## The problem
Return the number of lines that include the string "embodiment", without any other text.
┌─ Data provided
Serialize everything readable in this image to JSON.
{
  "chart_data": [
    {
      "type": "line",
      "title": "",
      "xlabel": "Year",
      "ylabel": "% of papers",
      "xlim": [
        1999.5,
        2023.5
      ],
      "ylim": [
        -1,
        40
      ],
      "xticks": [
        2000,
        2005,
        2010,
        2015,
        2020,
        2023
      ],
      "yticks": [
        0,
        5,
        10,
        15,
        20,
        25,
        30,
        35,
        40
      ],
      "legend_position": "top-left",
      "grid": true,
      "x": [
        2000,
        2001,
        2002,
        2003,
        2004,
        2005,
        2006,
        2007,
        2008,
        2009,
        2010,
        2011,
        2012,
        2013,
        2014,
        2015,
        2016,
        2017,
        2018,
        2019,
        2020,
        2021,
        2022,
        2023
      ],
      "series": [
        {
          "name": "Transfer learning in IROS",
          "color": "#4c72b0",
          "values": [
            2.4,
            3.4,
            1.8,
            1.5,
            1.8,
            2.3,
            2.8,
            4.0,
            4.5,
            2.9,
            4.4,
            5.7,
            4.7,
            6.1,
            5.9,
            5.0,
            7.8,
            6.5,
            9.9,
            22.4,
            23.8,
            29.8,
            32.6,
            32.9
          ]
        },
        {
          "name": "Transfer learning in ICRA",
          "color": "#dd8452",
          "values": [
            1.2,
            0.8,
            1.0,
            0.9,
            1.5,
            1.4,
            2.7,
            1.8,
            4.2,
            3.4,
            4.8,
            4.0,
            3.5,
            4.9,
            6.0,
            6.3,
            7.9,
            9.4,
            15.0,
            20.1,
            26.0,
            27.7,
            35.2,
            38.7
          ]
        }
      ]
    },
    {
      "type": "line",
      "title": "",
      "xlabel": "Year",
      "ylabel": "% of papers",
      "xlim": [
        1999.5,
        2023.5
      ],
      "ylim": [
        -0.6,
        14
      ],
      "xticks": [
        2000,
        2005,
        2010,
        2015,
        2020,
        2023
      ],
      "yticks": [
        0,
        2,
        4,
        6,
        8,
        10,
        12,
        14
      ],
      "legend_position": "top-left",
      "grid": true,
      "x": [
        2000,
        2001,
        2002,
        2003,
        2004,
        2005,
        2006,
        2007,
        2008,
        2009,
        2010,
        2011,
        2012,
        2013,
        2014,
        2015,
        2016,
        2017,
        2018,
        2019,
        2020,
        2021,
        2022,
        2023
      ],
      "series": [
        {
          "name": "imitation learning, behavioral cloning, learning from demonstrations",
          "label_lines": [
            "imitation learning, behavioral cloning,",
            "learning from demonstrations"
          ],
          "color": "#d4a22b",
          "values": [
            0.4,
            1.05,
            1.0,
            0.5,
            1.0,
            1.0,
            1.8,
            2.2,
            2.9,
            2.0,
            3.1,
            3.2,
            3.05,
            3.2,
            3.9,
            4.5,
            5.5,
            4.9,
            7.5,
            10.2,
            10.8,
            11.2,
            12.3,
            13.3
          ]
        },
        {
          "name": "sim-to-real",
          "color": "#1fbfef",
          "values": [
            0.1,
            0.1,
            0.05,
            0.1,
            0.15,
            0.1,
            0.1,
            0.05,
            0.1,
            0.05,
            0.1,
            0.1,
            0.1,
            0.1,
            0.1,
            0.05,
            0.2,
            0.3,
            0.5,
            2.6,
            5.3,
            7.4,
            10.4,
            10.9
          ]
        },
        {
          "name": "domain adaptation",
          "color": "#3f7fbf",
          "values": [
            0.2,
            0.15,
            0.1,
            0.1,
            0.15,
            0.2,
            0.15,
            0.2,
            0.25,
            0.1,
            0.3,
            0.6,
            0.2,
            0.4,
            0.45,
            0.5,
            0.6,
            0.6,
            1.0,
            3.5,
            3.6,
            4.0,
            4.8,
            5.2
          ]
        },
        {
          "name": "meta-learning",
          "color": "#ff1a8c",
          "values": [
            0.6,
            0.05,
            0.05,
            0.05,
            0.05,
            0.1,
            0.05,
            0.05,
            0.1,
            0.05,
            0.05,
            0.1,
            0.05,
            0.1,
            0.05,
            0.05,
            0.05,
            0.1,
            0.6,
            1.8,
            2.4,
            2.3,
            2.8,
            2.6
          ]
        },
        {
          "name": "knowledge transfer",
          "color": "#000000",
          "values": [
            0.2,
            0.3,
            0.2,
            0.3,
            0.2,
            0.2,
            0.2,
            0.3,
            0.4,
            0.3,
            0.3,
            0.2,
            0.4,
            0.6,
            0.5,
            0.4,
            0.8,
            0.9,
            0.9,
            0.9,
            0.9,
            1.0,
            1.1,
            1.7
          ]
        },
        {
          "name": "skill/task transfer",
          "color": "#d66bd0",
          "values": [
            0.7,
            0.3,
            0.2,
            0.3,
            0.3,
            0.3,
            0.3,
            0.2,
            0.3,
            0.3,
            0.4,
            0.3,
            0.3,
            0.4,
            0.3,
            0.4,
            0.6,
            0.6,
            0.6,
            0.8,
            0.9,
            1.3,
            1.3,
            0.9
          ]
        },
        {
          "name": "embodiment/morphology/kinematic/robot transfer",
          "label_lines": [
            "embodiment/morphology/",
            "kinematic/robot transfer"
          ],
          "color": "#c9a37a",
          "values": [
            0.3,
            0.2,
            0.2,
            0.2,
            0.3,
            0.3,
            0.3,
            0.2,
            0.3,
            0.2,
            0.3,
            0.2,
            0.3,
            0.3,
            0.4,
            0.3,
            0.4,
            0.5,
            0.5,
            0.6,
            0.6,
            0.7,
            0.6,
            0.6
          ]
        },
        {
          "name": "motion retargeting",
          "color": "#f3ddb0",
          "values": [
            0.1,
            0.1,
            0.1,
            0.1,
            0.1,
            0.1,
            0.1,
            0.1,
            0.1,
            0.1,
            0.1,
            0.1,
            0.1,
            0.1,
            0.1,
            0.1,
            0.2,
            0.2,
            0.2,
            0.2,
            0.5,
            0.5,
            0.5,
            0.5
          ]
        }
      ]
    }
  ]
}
└─
## Answer for this exercise
2